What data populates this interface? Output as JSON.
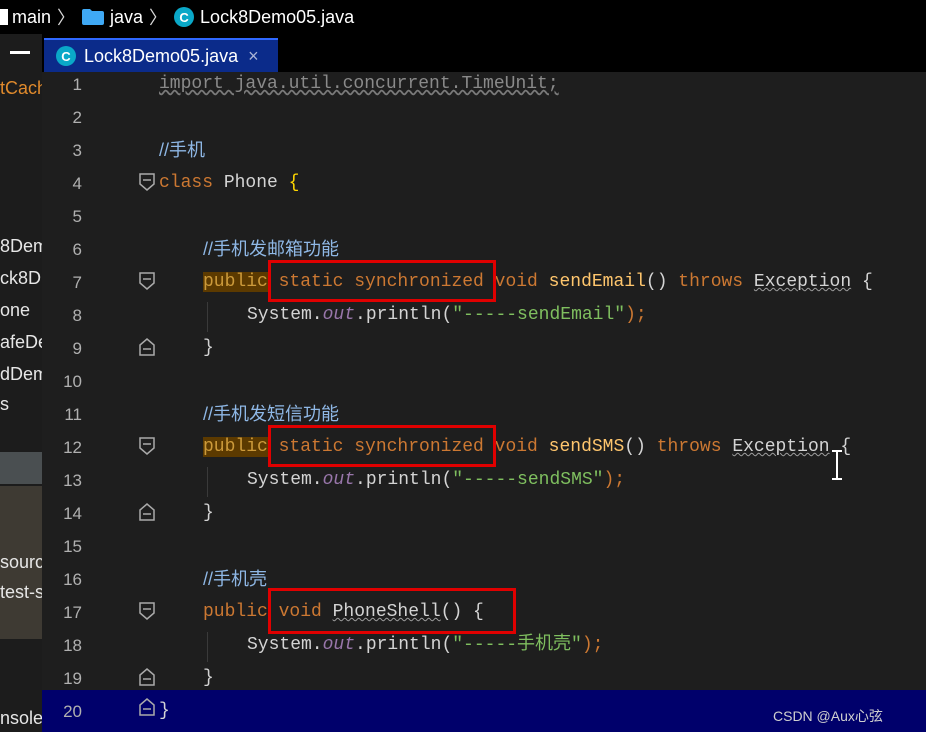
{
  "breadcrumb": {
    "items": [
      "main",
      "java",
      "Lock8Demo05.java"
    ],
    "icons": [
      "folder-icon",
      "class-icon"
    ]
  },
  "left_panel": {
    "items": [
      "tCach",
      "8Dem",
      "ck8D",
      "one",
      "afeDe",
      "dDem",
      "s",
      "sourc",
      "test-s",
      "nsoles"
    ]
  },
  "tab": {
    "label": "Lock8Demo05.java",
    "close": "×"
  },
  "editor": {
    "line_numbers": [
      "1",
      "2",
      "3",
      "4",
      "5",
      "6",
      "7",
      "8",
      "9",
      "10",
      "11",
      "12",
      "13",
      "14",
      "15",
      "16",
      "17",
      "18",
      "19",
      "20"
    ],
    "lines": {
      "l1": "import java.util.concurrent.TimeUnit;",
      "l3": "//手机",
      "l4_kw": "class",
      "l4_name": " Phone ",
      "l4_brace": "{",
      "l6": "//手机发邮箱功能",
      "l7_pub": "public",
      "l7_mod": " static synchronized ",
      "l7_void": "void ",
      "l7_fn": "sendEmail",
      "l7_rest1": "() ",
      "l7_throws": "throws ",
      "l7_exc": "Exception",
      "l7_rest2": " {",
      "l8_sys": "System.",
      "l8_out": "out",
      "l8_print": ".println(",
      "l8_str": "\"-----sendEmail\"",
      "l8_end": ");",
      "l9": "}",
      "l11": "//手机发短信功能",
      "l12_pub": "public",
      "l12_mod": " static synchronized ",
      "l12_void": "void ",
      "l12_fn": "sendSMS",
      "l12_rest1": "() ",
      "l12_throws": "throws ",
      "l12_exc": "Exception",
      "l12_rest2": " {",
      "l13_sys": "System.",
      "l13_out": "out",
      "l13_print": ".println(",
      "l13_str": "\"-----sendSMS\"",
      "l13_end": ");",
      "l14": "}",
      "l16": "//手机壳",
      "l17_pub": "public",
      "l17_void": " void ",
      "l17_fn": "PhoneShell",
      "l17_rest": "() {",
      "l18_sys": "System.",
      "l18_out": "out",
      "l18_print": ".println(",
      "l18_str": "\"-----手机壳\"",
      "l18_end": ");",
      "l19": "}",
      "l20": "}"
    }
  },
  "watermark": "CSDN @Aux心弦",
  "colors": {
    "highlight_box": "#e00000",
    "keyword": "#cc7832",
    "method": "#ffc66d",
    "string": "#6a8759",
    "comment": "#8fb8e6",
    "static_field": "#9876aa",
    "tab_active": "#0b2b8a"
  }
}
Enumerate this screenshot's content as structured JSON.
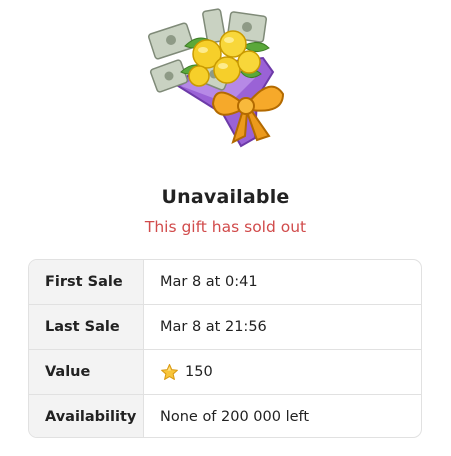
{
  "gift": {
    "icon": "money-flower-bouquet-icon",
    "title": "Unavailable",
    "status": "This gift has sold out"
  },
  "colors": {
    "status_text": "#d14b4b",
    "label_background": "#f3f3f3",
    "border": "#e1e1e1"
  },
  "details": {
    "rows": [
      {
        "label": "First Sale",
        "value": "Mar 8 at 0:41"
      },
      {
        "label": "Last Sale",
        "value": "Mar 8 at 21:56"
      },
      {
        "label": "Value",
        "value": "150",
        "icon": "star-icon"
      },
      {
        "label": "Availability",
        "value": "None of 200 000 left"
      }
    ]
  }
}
======
» **TASK DIRECTIONS**
Transcribe the records above verbatim. Do not carry over any picture.

» **SOLUTION TO THE PROBLEM**
What data populates this interface? Output as JSON.
{
  "breadcrumb": {
    "items": [
      "main",
      "java",
      "Lock8Demo05.java"
    ],
    "icons": [
      "folder-icon",
      "class-icon"
    ]
  },
  "left_panel": {
    "items": [
      "tCach",
      "8Dem",
      "ck8D",
      "one",
      "afeDe",
      "dDem",
      "s",
      "sourc",
      "test-s",
      "nsoles"
    ]
  },
  "tab": {
    "label": "Lock8Demo05.java",
    "close": "×"
  },
  "editor": {
    "line_numbers": [
      "1",
      "2",
      "3",
      "4",
      "5",
      "6",
      "7",
      "8",
      "9",
      "10",
      "11",
      "12",
      "13",
      "14",
      "15",
      "16",
      "17",
      "18",
      "19",
      "20"
    ],
    "lines": {
      "l1": "import java.util.concurrent.TimeUnit;",
      "l3": "//手机",
      "l4_kw": "class",
      "l4_name": " Phone ",
      "l4_brace": "{",
      "l6": "//手机发邮箱功能",
      "l7_pub": "public",
      "l7_mod": " static synchronized ",
      "l7_void": "void ",
      "l7_fn": "sendEmail",
      "l7_rest1": "() ",
      "l7_throws": "throws ",
      "l7_exc": "Exception",
      "l7_rest2": " {",
      "l8_sys": "System.",
      "l8_out": "out",
      "l8_print": ".println(",
      "l8_str": "\"-----sendEmail\"",
      "l8_end": ");",
      "l9": "}",
      "l11": "//手机发短信功能",
      "l12_pub": "public",
      "l12_mod": " static synchronized ",
      "l12_void": "void ",
      "l12_fn": "sendSMS",
      "l12_rest1": "() ",
      "l12_throws": "throws ",
      "l12_exc": "Exception",
      "l12_rest2": " {",
      "l13_sys": "System.",
      "l13_out": "out",
      "l13_print": ".println(",
      "l13_str": "\"-----sendSMS\"",
      "l13_end": ");",
      "l14": "}",
      "l16": "//手机壳",
      "l17_pub": "public",
      "l17_void": " void ",
      "l17_fn": "PhoneShell",
      "l17_rest": "() {",
      "l18_sys": "System.",
      "l18_out": "out",
      "l18_print": ".println(",
      "l18_str": "\"-----手机壳\"",
      "l18_end": ");",
      "l19": "}",
      "l20": "}"
    }
  },
  "watermark": "CSDN @Aux心弦",
  "colors": {
    "highlight_box": "#e00000",
    "keyword": "#cc7832",
    "method": "#ffc66d",
    "string": "#6a8759",
    "comment": "#8fb8e6",
    "static_field": "#9876aa",
    "tab_active": "#0b2b8a"
  }
}
Enumerate this screenshot's content as structured JSON.
{
  "gift": {
    "icon": "money-flower-bouquet-icon",
    "title": "Unavailable",
    "status": "This gift has sold out"
  },
  "colors": {
    "status_text": "#d14b4b",
    "label_background": "#f3f3f3",
    "border": "#e1e1e1"
  },
  "details": {
    "rows": [
      {
        "label": "First Sale",
        "value": "Mar 8 at 0:41"
      },
      {
        "label": "Last Sale",
        "value": "Mar 8 at 21:56"
      },
      {
        "label": "Value",
        "value": "150",
        "icon": "star-icon"
      },
      {
        "label": "Availability",
        "value": "None of 200 000 left"
      }
    ]
  }
}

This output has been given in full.